(Dataset items)
## begin

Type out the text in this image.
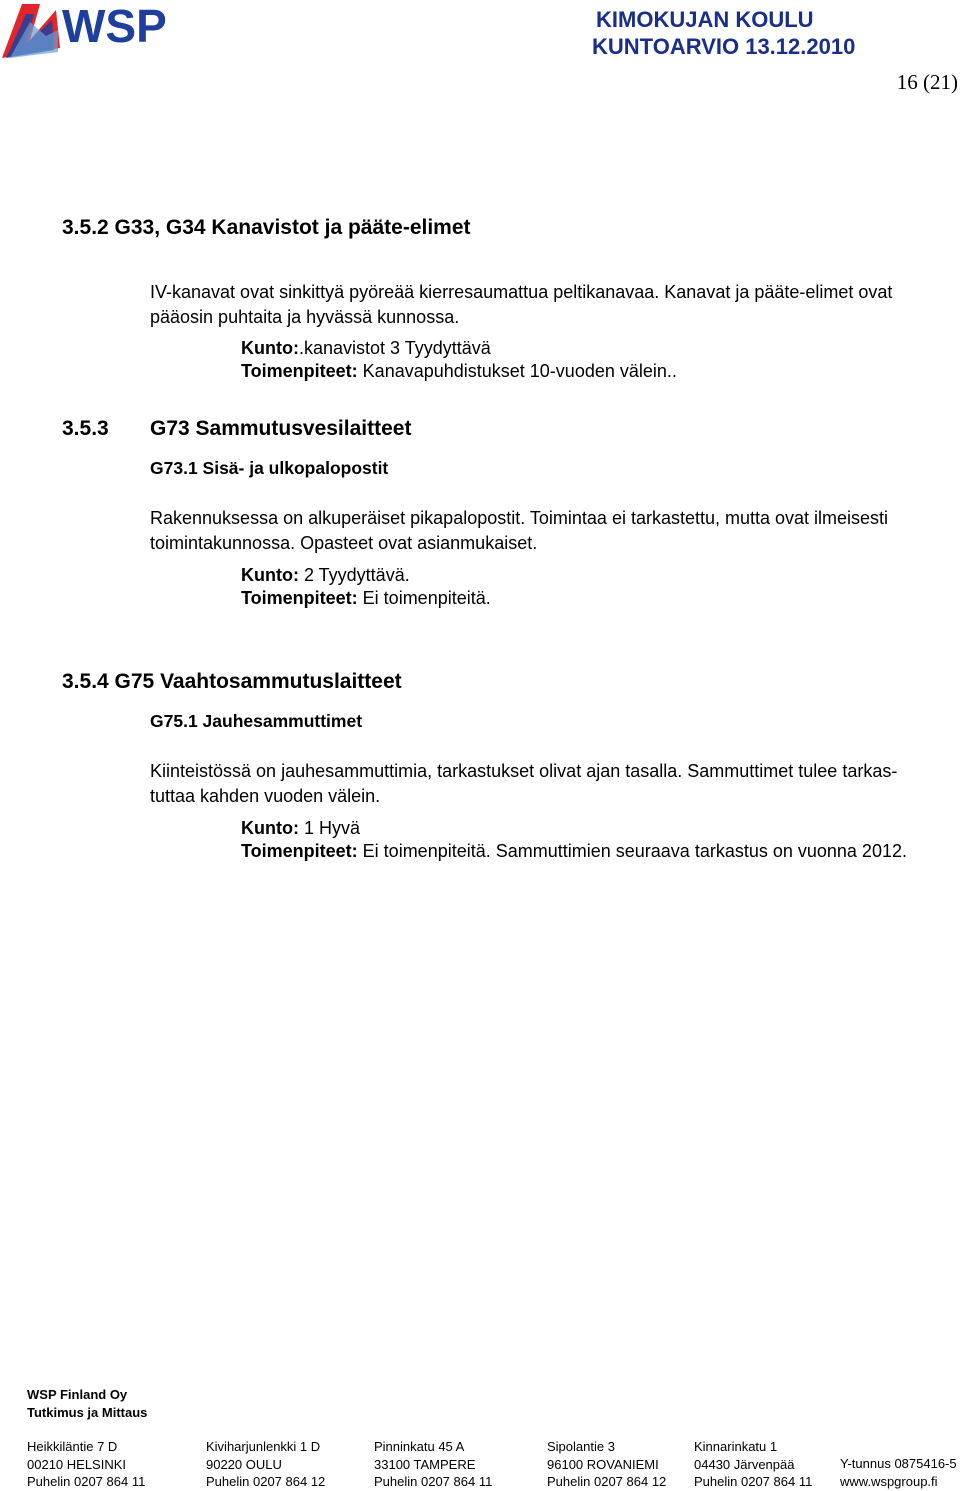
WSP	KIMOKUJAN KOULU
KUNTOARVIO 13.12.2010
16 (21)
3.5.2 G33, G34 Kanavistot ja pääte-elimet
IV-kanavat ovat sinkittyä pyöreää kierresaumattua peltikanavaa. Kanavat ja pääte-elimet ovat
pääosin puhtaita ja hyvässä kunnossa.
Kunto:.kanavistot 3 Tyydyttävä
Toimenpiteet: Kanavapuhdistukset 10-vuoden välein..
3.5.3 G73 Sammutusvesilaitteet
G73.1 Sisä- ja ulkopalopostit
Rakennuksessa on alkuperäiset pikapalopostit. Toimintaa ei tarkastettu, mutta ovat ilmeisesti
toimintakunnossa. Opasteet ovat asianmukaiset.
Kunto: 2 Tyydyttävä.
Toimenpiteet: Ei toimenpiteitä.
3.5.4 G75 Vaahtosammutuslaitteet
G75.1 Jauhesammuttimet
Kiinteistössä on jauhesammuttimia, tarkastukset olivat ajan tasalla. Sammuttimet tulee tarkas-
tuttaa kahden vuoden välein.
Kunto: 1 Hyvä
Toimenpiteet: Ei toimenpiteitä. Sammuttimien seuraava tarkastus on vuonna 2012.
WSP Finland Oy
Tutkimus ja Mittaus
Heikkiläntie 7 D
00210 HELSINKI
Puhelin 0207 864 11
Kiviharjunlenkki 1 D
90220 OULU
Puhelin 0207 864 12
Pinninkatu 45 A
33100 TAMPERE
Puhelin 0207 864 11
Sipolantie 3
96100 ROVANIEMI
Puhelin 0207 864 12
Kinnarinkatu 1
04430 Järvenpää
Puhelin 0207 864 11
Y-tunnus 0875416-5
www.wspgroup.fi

## end
## begin

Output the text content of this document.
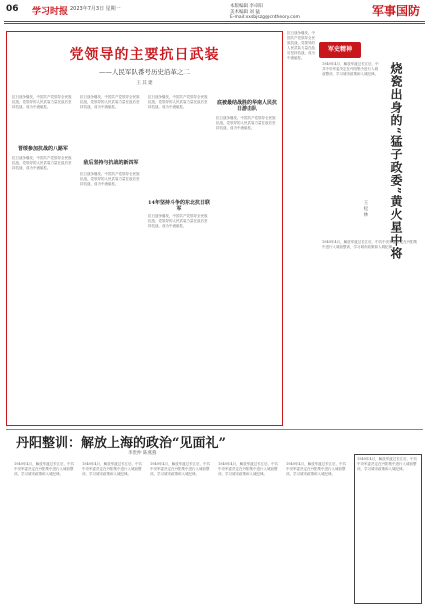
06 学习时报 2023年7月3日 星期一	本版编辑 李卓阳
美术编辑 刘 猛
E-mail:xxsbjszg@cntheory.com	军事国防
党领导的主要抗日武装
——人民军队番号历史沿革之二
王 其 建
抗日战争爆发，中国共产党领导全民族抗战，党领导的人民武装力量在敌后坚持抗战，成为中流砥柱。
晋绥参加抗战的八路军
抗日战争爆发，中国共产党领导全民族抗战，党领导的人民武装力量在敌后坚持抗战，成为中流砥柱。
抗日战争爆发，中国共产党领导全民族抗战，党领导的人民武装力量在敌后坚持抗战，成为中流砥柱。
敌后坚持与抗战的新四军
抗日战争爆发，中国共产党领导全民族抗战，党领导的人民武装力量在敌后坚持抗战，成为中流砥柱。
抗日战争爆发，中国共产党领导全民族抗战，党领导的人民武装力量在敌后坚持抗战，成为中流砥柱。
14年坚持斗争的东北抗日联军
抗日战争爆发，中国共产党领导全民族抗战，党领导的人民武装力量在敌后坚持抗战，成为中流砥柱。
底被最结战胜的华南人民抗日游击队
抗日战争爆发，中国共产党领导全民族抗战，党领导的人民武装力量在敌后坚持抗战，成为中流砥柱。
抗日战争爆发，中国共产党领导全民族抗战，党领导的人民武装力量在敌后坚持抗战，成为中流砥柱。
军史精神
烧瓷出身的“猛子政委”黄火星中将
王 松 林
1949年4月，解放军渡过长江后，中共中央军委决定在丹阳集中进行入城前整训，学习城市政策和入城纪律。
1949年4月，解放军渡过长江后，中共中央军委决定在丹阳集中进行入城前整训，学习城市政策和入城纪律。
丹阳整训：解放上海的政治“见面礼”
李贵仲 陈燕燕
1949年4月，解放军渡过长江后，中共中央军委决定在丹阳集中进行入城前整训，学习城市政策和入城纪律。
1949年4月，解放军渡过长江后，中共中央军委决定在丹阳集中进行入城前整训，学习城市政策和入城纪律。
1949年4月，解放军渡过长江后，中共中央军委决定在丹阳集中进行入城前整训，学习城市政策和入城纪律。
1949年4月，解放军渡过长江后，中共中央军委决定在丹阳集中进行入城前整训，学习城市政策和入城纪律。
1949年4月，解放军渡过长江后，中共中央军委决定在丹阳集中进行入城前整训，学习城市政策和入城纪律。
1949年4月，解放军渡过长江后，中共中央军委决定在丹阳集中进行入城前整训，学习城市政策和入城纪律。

## end
## begin

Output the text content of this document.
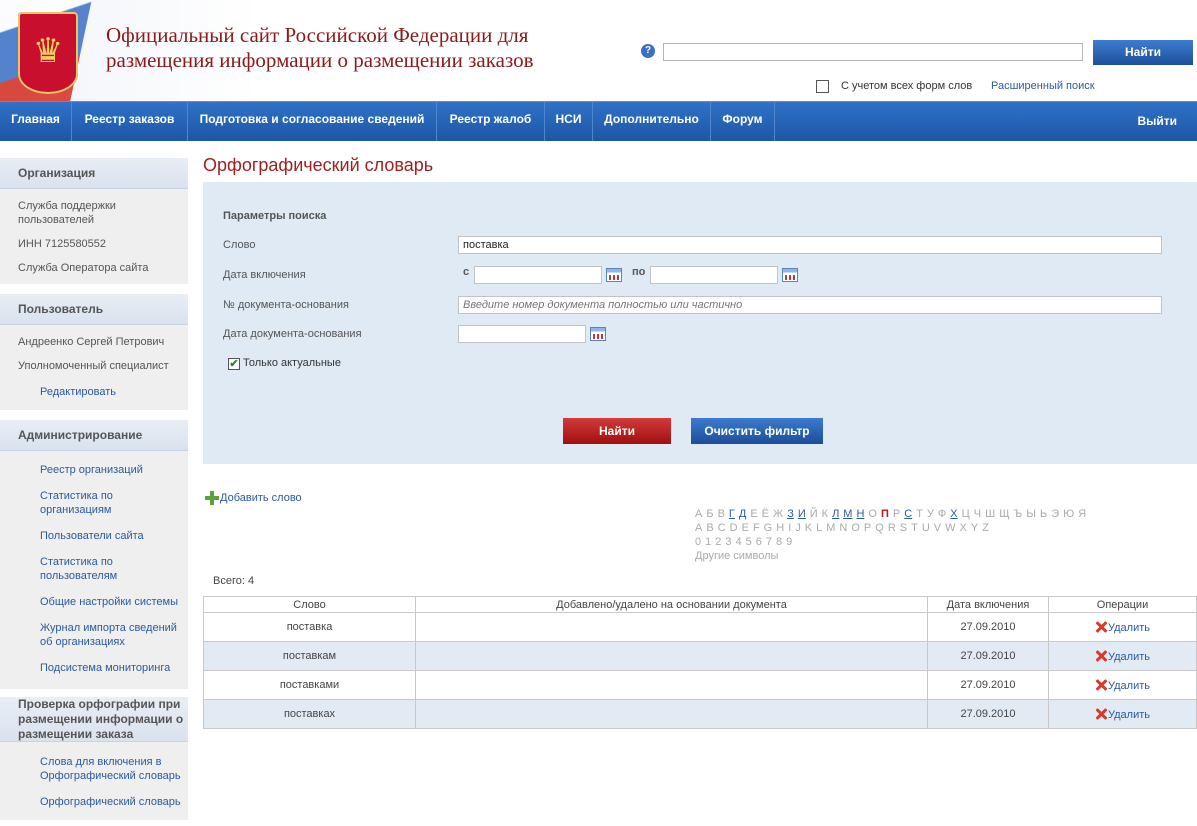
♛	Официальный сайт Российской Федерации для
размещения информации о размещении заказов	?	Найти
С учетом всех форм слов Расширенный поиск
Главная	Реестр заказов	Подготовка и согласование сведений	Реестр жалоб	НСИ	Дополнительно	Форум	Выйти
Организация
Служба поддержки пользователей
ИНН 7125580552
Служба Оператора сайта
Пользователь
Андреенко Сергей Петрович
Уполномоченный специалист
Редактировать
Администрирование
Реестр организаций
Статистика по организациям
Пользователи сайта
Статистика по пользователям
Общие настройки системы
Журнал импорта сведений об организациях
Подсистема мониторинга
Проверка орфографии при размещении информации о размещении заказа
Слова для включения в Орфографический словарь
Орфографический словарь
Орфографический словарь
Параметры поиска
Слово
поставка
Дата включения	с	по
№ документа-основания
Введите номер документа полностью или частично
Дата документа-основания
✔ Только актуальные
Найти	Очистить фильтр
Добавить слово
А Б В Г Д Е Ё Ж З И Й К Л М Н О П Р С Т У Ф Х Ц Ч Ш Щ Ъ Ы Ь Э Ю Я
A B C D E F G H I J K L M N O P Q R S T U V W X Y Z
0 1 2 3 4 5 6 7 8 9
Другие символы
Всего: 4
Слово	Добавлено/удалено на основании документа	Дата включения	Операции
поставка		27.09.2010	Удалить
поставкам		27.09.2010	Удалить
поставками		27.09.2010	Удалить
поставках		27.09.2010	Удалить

## end

__WORK TO BE COMPLETED__:
The answer must consist solely of the number of lines in the entries that contain the word "включения".

__TASK SOLUTION__:
3